# SHORT PROBLEM
Write out every line below that includes the word "marker".

# EXERCISE INPUT
* * * * * * * * *

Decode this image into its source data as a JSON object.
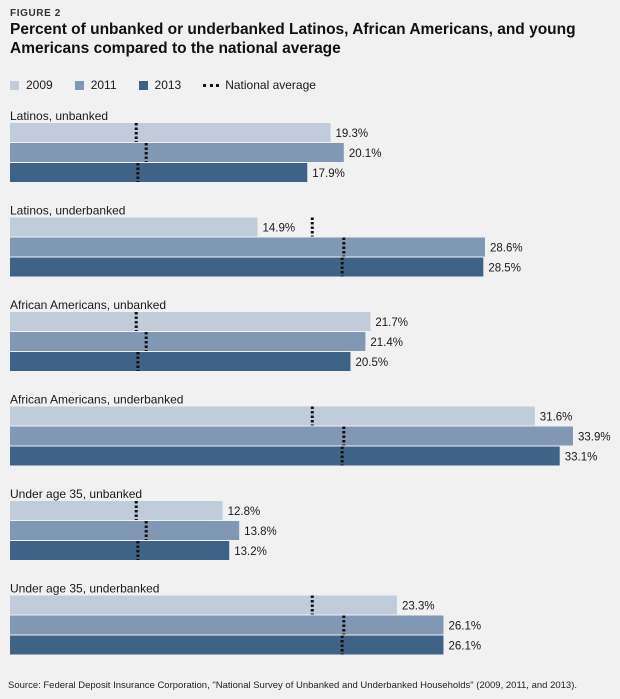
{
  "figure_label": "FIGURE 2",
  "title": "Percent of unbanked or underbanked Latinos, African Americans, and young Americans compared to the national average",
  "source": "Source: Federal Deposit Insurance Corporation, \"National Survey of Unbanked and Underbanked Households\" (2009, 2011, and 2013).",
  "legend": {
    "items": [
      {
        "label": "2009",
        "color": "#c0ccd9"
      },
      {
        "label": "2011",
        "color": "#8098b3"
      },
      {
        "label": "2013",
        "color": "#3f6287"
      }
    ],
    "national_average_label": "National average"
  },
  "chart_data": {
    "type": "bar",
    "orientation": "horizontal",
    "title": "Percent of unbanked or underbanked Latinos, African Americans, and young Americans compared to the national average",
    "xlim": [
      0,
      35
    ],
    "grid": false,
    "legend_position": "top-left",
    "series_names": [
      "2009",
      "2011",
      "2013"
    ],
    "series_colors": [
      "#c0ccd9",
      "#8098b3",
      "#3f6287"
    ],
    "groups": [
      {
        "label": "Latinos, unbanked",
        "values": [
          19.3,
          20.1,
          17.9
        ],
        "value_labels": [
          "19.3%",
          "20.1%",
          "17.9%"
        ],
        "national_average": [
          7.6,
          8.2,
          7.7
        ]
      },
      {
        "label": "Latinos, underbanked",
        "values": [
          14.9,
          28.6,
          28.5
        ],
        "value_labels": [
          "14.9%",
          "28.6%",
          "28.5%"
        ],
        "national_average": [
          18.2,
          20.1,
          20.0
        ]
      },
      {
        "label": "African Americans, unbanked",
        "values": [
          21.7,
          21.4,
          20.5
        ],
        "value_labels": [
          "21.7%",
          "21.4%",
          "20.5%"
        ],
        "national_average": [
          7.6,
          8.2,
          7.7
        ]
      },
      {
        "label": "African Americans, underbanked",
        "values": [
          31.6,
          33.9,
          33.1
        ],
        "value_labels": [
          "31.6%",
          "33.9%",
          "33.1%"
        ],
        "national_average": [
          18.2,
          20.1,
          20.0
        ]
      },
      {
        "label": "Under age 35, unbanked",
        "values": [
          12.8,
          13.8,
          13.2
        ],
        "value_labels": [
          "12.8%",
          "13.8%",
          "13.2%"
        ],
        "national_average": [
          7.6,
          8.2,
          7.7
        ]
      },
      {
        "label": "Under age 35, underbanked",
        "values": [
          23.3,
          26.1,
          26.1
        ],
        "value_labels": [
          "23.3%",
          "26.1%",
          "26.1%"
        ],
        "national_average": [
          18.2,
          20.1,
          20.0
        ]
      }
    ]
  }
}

* * * * * * * * *

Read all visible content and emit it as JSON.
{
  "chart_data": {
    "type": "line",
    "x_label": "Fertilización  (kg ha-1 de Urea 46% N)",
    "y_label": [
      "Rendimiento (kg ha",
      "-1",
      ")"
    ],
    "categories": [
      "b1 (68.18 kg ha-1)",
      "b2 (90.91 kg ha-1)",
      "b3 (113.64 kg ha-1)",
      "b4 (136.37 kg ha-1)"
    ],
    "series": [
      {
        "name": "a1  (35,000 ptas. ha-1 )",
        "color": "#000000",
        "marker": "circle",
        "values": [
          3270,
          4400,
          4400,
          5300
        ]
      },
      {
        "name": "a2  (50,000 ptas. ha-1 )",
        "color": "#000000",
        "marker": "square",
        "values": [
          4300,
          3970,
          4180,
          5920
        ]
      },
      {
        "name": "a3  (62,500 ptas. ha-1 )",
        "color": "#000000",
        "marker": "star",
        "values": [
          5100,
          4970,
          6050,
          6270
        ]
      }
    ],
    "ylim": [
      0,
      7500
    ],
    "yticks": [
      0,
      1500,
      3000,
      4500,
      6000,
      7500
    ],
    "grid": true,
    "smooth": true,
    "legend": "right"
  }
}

* * * * * * * * *

# EXPECTED ANSWER
        "marker": "circle",
        "marker": "square",
        "marker": "star",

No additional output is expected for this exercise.